Task details: List every line that contains the word "weekday". Case counts.
** start of Data **
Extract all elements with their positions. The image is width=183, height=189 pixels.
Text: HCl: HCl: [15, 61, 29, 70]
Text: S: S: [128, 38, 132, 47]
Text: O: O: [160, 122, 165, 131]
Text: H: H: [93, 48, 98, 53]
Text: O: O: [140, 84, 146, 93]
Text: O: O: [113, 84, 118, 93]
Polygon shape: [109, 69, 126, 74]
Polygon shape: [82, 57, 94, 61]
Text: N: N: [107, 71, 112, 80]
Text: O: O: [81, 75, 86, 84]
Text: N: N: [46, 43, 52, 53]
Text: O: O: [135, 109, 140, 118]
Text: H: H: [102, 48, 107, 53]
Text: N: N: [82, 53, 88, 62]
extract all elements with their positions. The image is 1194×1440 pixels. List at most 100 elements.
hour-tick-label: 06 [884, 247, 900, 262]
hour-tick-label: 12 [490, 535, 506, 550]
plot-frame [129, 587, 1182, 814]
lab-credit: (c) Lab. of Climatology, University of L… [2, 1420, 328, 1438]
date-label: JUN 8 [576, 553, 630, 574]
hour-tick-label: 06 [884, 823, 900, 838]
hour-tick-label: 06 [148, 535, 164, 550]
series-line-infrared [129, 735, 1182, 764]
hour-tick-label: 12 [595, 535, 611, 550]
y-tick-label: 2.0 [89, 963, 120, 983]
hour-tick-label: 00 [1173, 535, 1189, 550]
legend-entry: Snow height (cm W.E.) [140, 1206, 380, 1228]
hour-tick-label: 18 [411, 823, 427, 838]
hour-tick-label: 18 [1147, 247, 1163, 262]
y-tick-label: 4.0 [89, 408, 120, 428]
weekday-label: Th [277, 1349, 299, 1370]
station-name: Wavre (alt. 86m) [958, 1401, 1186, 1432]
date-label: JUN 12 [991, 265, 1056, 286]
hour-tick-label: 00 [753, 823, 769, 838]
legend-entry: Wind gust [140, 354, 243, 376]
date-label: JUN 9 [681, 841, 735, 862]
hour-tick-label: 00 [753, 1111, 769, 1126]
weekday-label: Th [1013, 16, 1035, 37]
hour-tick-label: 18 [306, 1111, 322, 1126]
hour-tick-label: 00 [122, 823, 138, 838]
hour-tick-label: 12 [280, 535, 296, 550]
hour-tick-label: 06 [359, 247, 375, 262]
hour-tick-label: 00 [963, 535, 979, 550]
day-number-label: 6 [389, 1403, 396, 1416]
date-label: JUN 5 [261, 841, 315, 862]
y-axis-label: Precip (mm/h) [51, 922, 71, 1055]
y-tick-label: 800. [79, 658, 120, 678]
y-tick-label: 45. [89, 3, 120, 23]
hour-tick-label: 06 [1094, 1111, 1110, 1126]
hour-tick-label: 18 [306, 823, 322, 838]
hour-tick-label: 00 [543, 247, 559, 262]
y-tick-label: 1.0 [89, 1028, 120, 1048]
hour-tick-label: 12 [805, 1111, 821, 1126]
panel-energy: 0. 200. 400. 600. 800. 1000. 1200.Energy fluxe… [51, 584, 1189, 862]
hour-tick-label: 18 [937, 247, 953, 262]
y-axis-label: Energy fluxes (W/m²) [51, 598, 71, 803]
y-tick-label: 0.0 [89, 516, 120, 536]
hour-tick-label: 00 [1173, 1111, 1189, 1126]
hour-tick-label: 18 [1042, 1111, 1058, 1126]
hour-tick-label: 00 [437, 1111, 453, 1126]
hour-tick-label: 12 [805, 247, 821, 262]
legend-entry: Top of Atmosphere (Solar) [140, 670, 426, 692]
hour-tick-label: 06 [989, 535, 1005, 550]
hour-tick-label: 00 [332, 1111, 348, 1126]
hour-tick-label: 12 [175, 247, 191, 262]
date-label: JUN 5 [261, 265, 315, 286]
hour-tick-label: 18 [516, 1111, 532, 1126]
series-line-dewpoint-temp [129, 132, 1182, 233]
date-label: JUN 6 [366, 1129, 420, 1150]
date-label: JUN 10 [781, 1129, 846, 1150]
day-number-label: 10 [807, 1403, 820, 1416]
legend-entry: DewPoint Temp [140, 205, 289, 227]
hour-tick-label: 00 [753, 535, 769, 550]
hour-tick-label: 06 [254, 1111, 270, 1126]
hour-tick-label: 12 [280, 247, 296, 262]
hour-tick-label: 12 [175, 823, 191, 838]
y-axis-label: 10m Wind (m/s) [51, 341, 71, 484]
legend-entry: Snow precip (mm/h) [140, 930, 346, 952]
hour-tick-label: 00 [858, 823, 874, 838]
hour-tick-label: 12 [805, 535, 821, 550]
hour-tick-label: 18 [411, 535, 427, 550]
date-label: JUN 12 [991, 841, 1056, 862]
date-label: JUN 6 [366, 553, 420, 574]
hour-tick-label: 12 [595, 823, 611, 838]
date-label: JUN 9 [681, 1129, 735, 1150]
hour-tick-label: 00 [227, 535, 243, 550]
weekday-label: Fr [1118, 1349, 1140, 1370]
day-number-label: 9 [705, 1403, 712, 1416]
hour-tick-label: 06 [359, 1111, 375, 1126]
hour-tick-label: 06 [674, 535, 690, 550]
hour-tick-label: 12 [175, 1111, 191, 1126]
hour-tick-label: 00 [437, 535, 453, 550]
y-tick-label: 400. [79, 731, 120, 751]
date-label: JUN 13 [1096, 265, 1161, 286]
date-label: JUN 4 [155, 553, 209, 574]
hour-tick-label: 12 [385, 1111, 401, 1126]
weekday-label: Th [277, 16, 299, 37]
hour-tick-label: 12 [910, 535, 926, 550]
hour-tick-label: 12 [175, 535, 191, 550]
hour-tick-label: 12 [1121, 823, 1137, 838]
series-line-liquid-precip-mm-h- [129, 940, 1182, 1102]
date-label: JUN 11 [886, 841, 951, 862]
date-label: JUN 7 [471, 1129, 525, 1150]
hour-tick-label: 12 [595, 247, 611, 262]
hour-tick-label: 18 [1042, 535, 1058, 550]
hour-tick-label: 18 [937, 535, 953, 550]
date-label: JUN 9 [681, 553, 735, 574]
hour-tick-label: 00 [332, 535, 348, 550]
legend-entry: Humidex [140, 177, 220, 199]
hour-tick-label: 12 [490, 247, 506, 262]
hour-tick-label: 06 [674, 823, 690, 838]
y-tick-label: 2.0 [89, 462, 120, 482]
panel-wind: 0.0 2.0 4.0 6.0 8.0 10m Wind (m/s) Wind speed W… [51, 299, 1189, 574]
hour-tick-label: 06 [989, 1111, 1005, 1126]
** end of Data **
Solution to the problem:
weekday-label: Th [277, 1349, 299, 1370]
weekday-label: Th [1013, 16, 1035, 37]
weekday-label: Fr [1118, 1349, 1140, 1370]
weekday-label: Th [277, 16, 299, 37]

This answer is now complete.